Entries:
......

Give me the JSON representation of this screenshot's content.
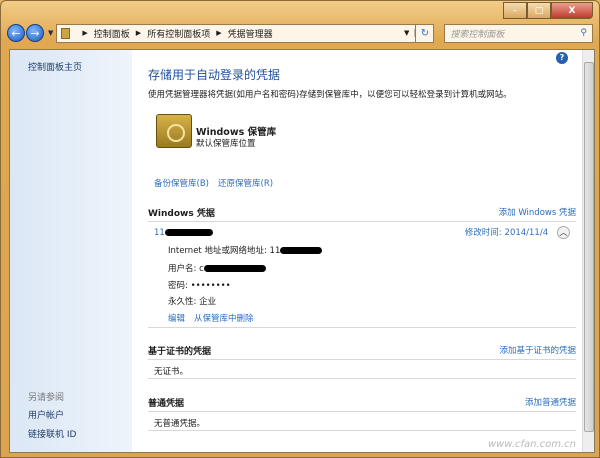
{
  "window": {
    "min": "–",
    "max": "□",
    "close": "X"
  },
  "nav": {
    "back": "←",
    "forward": "→",
    "breadcrumb": [
      "控制面板",
      "所有控制面板项",
      "凭据管理器"
    ],
    "refresh": "↻",
    "search_placeholder": "搜索控制面板",
    "search_icon": "search-icon"
  },
  "sidebar": {
    "home": "控制面板主页",
    "see_also": "另请参阅",
    "links": [
      "用户帐户",
      "链接联机 ID"
    ]
  },
  "main": {
    "title": "存储用于自动登录的凭据",
    "description": "使用凭据管理器将凭据(如用户名和密码)存储到保管库中，以便您可以轻松登录到计算机或网站。",
    "vault_name": "Windows 保管库",
    "vault_sub": "默认保管库位置",
    "backup": "备份保管库(B)",
    "restore": "还原保管库(R)",
    "windows_creds": {
      "header": "Windows 凭据",
      "add": "添加 Windows 凭据",
      "item": {
        "name_prefix": "11",
        "modified_label": "修改时间:",
        "modified": "2014/11/4",
        "address_label": "Internet 地址或网络地址:",
        "address_prefix": "11",
        "username_label": "用户名:",
        "username_prefix": "c",
        "password_label": "密码:",
        "password": "••••••••",
        "persistence_label": "永久性:",
        "persistence": "企业",
        "edit": "编辑",
        "delete": "从保管库中删除"
      }
    },
    "cert_creds": {
      "header": "基于证书的凭据",
      "add": "添加基于证书的凭据",
      "empty": "无证书。"
    },
    "generic_creds": {
      "header": "普通凭据",
      "add": "添加普通凭据",
      "empty": "无普通凭据。"
    }
  },
  "watermark": "www.cfan.com.cn"
}
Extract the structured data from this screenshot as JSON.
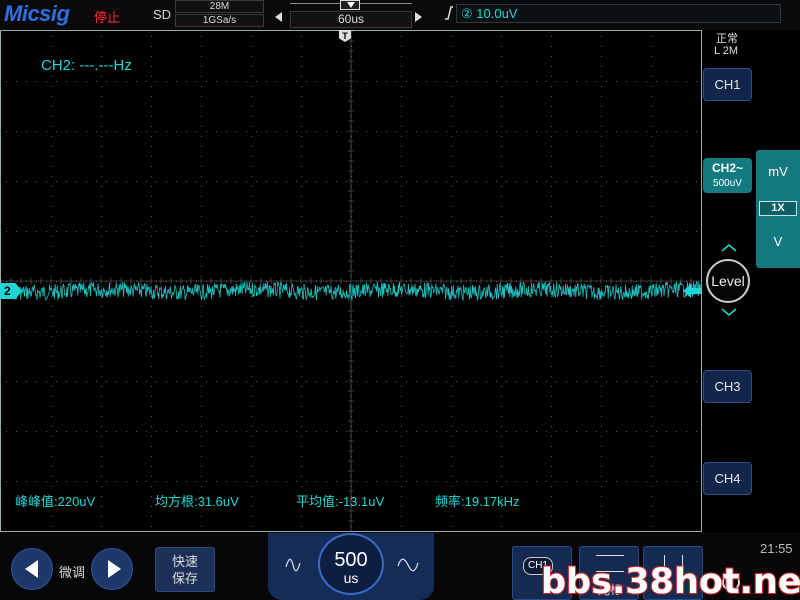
{
  "header": {
    "logo": "Micsig",
    "run_status": "停止",
    "acq_type": "SD",
    "memory_depth": "28M",
    "sample_rate": "1GSa/s",
    "timebase": "60us",
    "trigger_level": "② 10.0uV"
  },
  "status": {
    "acq_mode": "正常",
    "memory_length": "L 2M"
  },
  "display": {
    "frequency_counter": "CH2: ---.---Hz",
    "trigger_marker": "T",
    "ch2_marker": "2",
    "trace_color": "#1fd6d6",
    "measurements": [
      "峰峰值:220uV",
      "均方根:31.6uV",
      "平均值:-13.1uV",
      "频率:19.17kHz"
    ]
  },
  "channels": {
    "ch1": "CH1",
    "ch2": "CH2",
    "ch2_coupling": "~",
    "ch2_scale": "500uV",
    "ch3": "CH3",
    "ch4": "CH4",
    "ch2_color": "#137a80"
  },
  "vscale_panel": {
    "unit_top": "mV",
    "probe": "1X",
    "unit_bottom": "V"
  },
  "level_knob": {
    "label": "Level",
    "up_icon": "chevron-up-icon",
    "down_icon": "chevron-down-icon"
  },
  "footer": {
    "fine_label": "微调",
    "quick_save_line1": "快速",
    "quick_save_line2": "保存",
    "timebase_value": "500",
    "timebase_unit": "us",
    "cursor_badge": "CH1",
    "cursor_label": "光标",
    "clock": "21:55"
  },
  "watermark": "bbs.38hot.net"
}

......

Exercise requirements:
Without the pictures, print the whole listing exactly as given.

Response to this task:
Give me the JSON representation of this screenshot's content.
{
  "window": {
    "min": "–",
    "max": "□",
    "close": "X"
  },
  "nav": {
    "back": "←",
    "forward": "→",
    "breadcrumb": [
      "控制面板",
      "所有控制面板项",
      "凭据管理器"
    ],
    "refresh": "↻",
    "search_placeholder": "搜索控制面板",
    "search_icon": "search-icon"
  },
  "sidebar": {
    "home": "控制面板主页",
    "see_also": "另请参阅",
    "links": [
      "用户帐户",
      "链接联机 ID"
    ]
  },
  "main": {
    "title": "存储用于自动登录的凭据",
    "description": "使用凭据管理器将凭据(如用户名和密码)存储到保管库中，以便您可以轻松登录到计算机或网站。",
    "vault_name": "Windows 保管库",
    "vault_sub": "默认保管库位置",
    "backup": "备份保管库(B)",
    "restore": "还原保管库(R)",
    "windows_creds": {
      "header": "Windows 凭据",
      "add": "添加 Windows 凭据",
      "item": {
        "name_prefix": "11",
        "modified_label": "修改时间:",
        "modified": "2014/11/4",
        "address_label": "Internet 地址或网络地址:",
        "address_prefix": "11",
        "username_label": "用户名:",
        "username_prefix": "c",
        "password_label": "密码:",
        "password": "••••••••",
        "persistence_label": "永久性:",
        "persistence": "企业",
        "edit": "编辑",
        "delete": "从保管库中删除"
      }
    },
    "cert_creds": {
      "header": "基于证书的凭据",
      "add": "添加基于证书的凭据",
      "empty": "无证书。"
    },
    "generic_creds": {
      "header": "普通凭据",
      "add": "添加普通凭据",
      "empty": "无普通凭据。"
    }
  },
  "watermark": "www.cfan.com.cn"
}
Extract the structured data from this screenshot as JSON.
{
  "header": {
    "logo": "Micsig",
    "run_status": "停止",
    "acq_type": "SD",
    "memory_depth": "28M",
    "sample_rate": "1GSa/s",
    "timebase": "60us",
    "trigger_level": "② 10.0uV"
  },
  "status": {
    "acq_mode": "正常",
    "memory_length": "L 2M"
  },
  "display": {
    "frequency_counter": "CH2: ---.---Hz",
    "trigger_marker": "T",
    "ch2_marker": "2",
    "trace_color": "#1fd6d6",
    "measurements": [
      "峰峰值:220uV",
      "均方根:31.6uV",
      "平均值:-13.1uV",
      "频率:19.17kHz"
    ]
  },
  "channels": {
    "ch1": "CH1",
    "ch2": "CH2",
    "ch2_coupling": "~",
    "ch2_scale": "500uV",
    "ch3": "CH3",
    "ch4": "CH4",
    "ch2_color": "#137a80"
  },
  "vscale_panel": {
    "unit_top": "mV",
    "probe": "1X",
    "unit_bottom": "V"
  },
  "level_knob": {
    "label": "Level",
    "up_icon": "chevron-up-icon",
    "down_icon": "chevron-down-icon"
  },
  "footer": {
    "fine_label": "微调",
    "quick_save_line1": "快速",
    "quick_save_line2": "保存",
    "timebase_value": "500",
    "timebase_unit": "us",
    "cursor_badge": "CH1",
    "cursor_label": "光标",
    "clock": "21:55"
  },
  "watermark": "bbs.38hot.net"
}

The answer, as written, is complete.